===== MATERIAL TO PROCESS

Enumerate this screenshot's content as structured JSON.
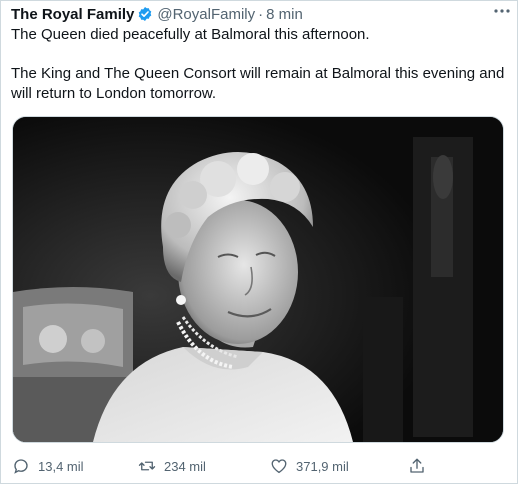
{
  "tweet": {
    "author_name": "The Royal Family",
    "handle": "@RoyalFamily",
    "separator": "·",
    "time": "8 min",
    "text_line1": "The Queen died peacefully at Balmoral this afternoon.",
    "text_line2": "The King and The Queen Consort will remain at Balmoral this evening and will return to London tomorrow.",
    "verified_color": "#1d9bf0"
  },
  "icons": {
    "more": "more-horizontal-icon",
    "verified": "verified-badge-icon",
    "reply": "reply-icon",
    "retweet": "retweet-icon",
    "like": "heart-icon",
    "share": "share-icon"
  },
  "actions": {
    "replies": "13,4 mil",
    "retweets": "234 mil",
    "likes": "371,9 mil"
  }
}
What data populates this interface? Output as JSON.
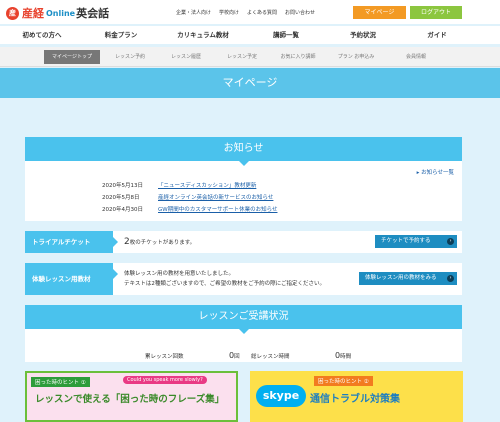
{
  "logo": {
    "mark": "産",
    "part1": "産経",
    "part2": "Online",
    "part3": "英会話"
  },
  "toplinks": [
    "企業・法人向け",
    "学校向け",
    "よくある質問",
    "お問い合わせ"
  ],
  "header_buttons": {
    "mypage": "マイページ",
    "logout": "ログアウト"
  },
  "mainnav": [
    "初めての方へ",
    "料金プラン",
    "カリキュラム教材",
    "講師一覧",
    "予約状況",
    "ガイド"
  ],
  "subnav": [
    "マイページトップ",
    "レッスン予約",
    "レッスン履歴",
    "レッスン予定",
    "お気に入り講師",
    "プラン お申込み",
    "会員情報"
  ],
  "page_title": "マイページ",
  "news": {
    "heading": "お知らせ",
    "all_link": "お知らせ一覧",
    "items": [
      {
        "date": "2020年5月13日",
        "title": "「ニュースディスカッション」教材更新"
      },
      {
        "date": "2020年5月8日",
        "title": "産経オンライン英会話の新サービスのお知らせ"
      },
      {
        "date": "2020年4月30日",
        "title": "GW期間中のカスタマーサポート休業のお知らせ"
      }
    ]
  },
  "trial": {
    "label": "トライアルチケット",
    "count": "2",
    "text": "枚のチケットがあります。",
    "button": "チケットで予約する"
  },
  "material": {
    "label": "体験レッスン用教材",
    "line1": "体験レッスン用の教材を用意いたしました。",
    "line2": "テキストは2種類ございますので、ご希望の教材をご予約の際にご指定ください。",
    "button": "体験レッスン用の教材をみる"
  },
  "lesson_status": {
    "heading": "レッスンご受講状況",
    "count_label": "累レッスン回数",
    "count_value": "0",
    "count_unit": "回",
    "time_label": "総レッスン時間",
    "time_value": "0",
    "time_unit": "時間"
  },
  "banner1": {
    "hint": "困った時のヒント ①",
    "bubble": "Could you speak more slowly?",
    "main": "レッスンで使える「困った時のフレーズ集」"
  },
  "banner2": {
    "logo": "skype",
    "hint": "困った時のヒント ②",
    "main": "通信トラブル対策集"
  },
  "colors": {
    "accent": "#4ac2ed",
    "button": "#1e8dc1",
    "mypage": "#f39a24",
    "logout": "#8cc63f"
  }
}
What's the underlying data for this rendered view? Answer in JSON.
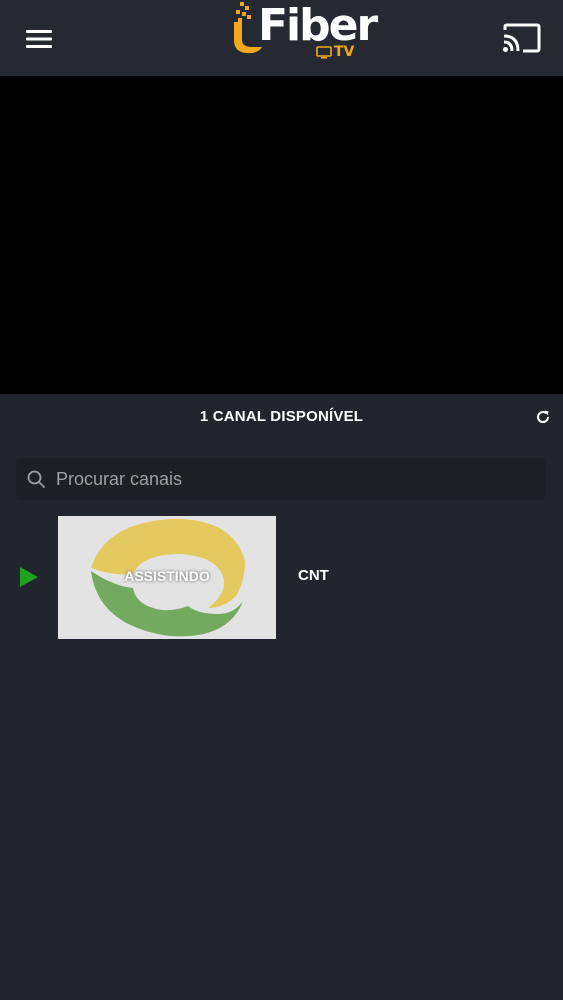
{
  "header": {
    "logo_text": "Fiber",
    "logo_sub": "TV",
    "menu_icon": "hamburger-menu-icon",
    "cast_icon": "cast-icon"
  },
  "channels": {
    "count_label": "1 CANAL DISPONÍVEL",
    "refresh_icon": "refresh-icon"
  },
  "search": {
    "placeholder": "Procurar canais",
    "value": ""
  },
  "channel_list": [
    {
      "name": "CNT",
      "status_label": "ASSISTINDO",
      "playing": true
    }
  ],
  "colors": {
    "background": "#22252d",
    "header": "#262931",
    "video": "#000000",
    "accent": "#f2a81d",
    "play": "#1ea11e",
    "logo_yellow": "#e8c020",
    "logo_green": "#3f8a22"
  }
}
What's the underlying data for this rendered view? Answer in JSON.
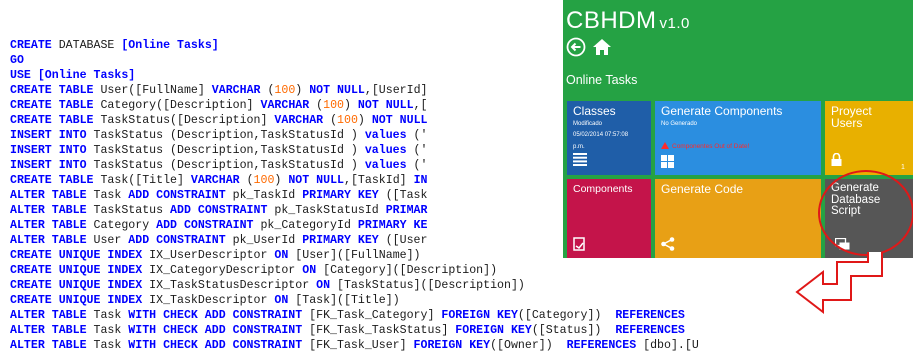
{
  "code_lines": [
    [
      [
        "kw",
        "CREATE"
      ],
      [
        "id",
        " DATABASE "
      ],
      [
        "str",
        "[Online Tasks]"
      ]
    ],
    [
      [
        "kw",
        "GO"
      ]
    ],
    [
      [
        "kw",
        "USE"
      ],
      [
        "id",
        " "
      ],
      [
        "str",
        "[Online Tasks]"
      ]
    ],
    [
      [
        "kw",
        "CREATE TABLE"
      ],
      [
        "id",
        " User([FullName] "
      ],
      [
        "kw",
        "VARCHAR"
      ],
      [
        "id",
        " ("
      ],
      [
        "num",
        "100"
      ],
      [
        "id",
        ") "
      ],
      [
        "kw",
        "NOT NULL"
      ],
      [
        "id",
        ",[UserId]"
      ]
    ],
    [
      [
        "kw",
        "CREATE TABLE"
      ],
      [
        "id",
        " Category([Description] "
      ],
      [
        "kw",
        "VARCHAR"
      ],
      [
        "id",
        " ("
      ],
      [
        "num",
        "100"
      ],
      [
        "id",
        ") "
      ],
      [
        "kw",
        "NOT NULL"
      ],
      [
        "id",
        ",["
      ]
    ],
    [
      [
        "kw",
        "CREATE TABLE"
      ],
      [
        "id",
        " TaskStatus([Description] "
      ],
      [
        "kw",
        "VARCHAR"
      ],
      [
        "id",
        " ("
      ],
      [
        "num",
        "100"
      ],
      [
        "id",
        ") "
      ],
      [
        "kw",
        "NOT NULL"
      ]
    ],
    [
      [
        "kw",
        "INSERT INTO"
      ],
      [
        "id",
        " TaskStatus (Description,TaskStatusId ) "
      ],
      [
        "kw",
        "values"
      ],
      [
        "id",
        " ('"
      ]
    ],
    [
      [
        "kw",
        "INSERT INTO"
      ],
      [
        "id",
        " TaskStatus (Description,TaskStatusId ) "
      ],
      [
        "kw",
        "values"
      ],
      [
        "id",
        " ('"
      ]
    ],
    [
      [
        "kw",
        "INSERT INTO"
      ],
      [
        "id",
        " TaskStatus (Description,TaskStatusId ) "
      ],
      [
        "kw",
        "values"
      ],
      [
        "id",
        " ('"
      ]
    ],
    [
      [
        "kw",
        "CREATE TABLE"
      ],
      [
        "id",
        " Task([Title] "
      ],
      [
        "kw",
        "VARCHAR"
      ],
      [
        "id",
        " ("
      ],
      [
        "num",
        "100"
      ],
      [
        "id",
        ") "
      ],
      [
        "kw",
        "NOT NULL"
      ],
      [
        "id",
        ",[TaskId] "
      ],
      [
        "kw",
        "IN"
      ]
    ],
    [
      [
        "kw",
        "ALTER TABLE"
      ],
      [
        "id",
        " Task "
      ],
      [
        "kw",
        "ADD CONSTRAINT"
      ],
      [
        "id",
        " pk_TaskId "
      ],
      [
        "kw",
        "PRIMARY KEY"
      ],
      [
        "id",
        " ([Task"
      ]
    ],
    [
      [
        "kw",
        "ALTER TABLE"
      ],
      [
        "id",
        " TaskStatus "
      ],
      [
        "kw",
        "ADD CONSTRAINT"
      ],
      [
        "id",
        " pk_TaskStatusId "
      ],
      [
        "kw",
        "PRIMAR"
      ]
    ],
    [
      [
        "kw",
        "ALTER TABLE"
      ],
      [
        "id",
        " Category "
      ],
      [
        "kw",
        "ADD CONSTRAINT"
      ],
      [
        "id",
        " pk_CategoryId "
      ],
      [
        "kw",
        "PRIMARY KE"
      ]
    ],
    [
      [
        "kw",
        "ALTER TABLE"
      ],
      [
        "id",
        " User "
      ],
      [
        "kw",
        "ADD CONSTRAINT"
      ],
      [
        "id",
        " pk_UserId "
      ],
      [
        "kw",
        "PRIMARY KEY"
      ],
      [
        "id",
        " ([User"
      ]
    ],
    [
      [
        "kw",
        "CREATE UNIQUE INDEX"
      ],
      [
        "id",
        " IX_UserDescriptor "
      ],
      [
        "kw",
        "ON"
      ],
      [
        "id",
        " [User]([FullName])"
      ]
    ],
    [
      [
        "kw",
        "CREATE UNIQUE INDEX"
      ],
      [
        "id",
        " IX_CategoryDescriptor "
      ],
      [
        "kw",
        "ON"
      ],
      [
        "id",
        " [Category]([Description])"
      ]
    ],
    [
      [
        "kw",
        "CREATE UNIQUE INDEX"
      ],
      [
        "id",
        " IX_TaskStatusDescriptor "
      ],
      [
        "kw",
        "ON"
      ],
      [
        "id",
        " [TaskStatus]([Description])"
      ]
    ],
    [
      [
        "kw",
        "CREATE UNIQUE INDEX"
      ],
      [
        "id",
        " IX_TaskDescriptor "
      ],
      [
        "kw",
        "ON"
      ],
      [
        "id",
        " [Task]([Title])"
      ]
    ],
    [
      [
        "kw",
        "ALTER TABLE"
      ],
      [
        "id",
        " Task "
      ],
      [
        "kw",
        "WITH CHECK ADD CONSTRAINT"
      ],
      [
        "id",
        " [FK_Task_Category] "
      ],
      [
        "kw",
        "FOREIGN KEY"
      ],
      [
        "id",
        "([Category])  "
      ],
      [
        "ref",
        "REFERENCES"
      ]
    ],
    [
      [
        "kw",
        "ALTER TABLE"
      ],
      [
        "id",
        " Task "
      ],
      [
        "kw",
        "WITH CHECK ADD CONSTRAINT"
      ],
      [
        "id",
        " [FK_Task_TaskStatus] "
      ],
      [
        "kw",
        "FOREIGN KEY"
      ],
      [
        "id",
        "([Status])  "
      ],
      [
        "ref",
        "REFERENCES"
      ]
    ],
    [
      [
        "kw",
        "ALTER TABLE"
      ],
      [
        "id",
        " Task "
      ],
      [
        "kw",
        "WITH CHECK ADD CONSTRAINT"
      ],
      [
        "id",
        " [FK_Task_User] "
      ],
      [
        "kw",
        "FOREIGN KEY"
      ],
      [
        "id",
        "([Owner])  "
      ],
      [
        "ref",
        "REFERENCES"
      ],
      [
        "id",
        " [dbo].[U"
      ]
    ]
  ],
  "app": {
    "title": "CBHDM",
    "version": "v1.0",
    "subtitle": "Online Tasks"
  },
  "tiles": {
    "classes": {
      "label": "Classes",
      "line1": "Modificado",
      "line2": "05/02/2014 07:57:08",
      "line3": "p.m.",
      "color": "#1f5ea8",
      "icon": "list-icon"
    },
    "generate_components": {
      "label": "Generate Components",
      "line1": "No Generado",
      "warning": "Componentes Out of Date!",
      "color": "#2b8ee0",
      "icon": "grid-icon"
    },
    "proyect_users": {
      "label": "Proyect Users",
      "badge": "1",
      "color": "#e8b000",
      "icon": "lock-icon"
    },
    "components": {
      "label": "Components",
      "color": "#c4144a",
      "icon": "document-icon"
    },
    "generate_code": {
      "label": "Generate Code",
      "color": "#e8a015",
      "icon": "share-icon"
    },
    "generate_db_script": {
      "label": "Generate Database Script",
      "color": "#565656",
      "icon": "database-icon"
    }
  },
  "colors": {
    "panel": "#25a244",
    "annotation": "#e01818"
  }
}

==========

Each line that has the word "Queen" should be copied.

    "text_line1": "The Queen died peacefully at Balmoral this afternoon.",
    "text_line2": "The King and The Queen Consort will remain at Balmoral this evening and will return to London tomorrow.",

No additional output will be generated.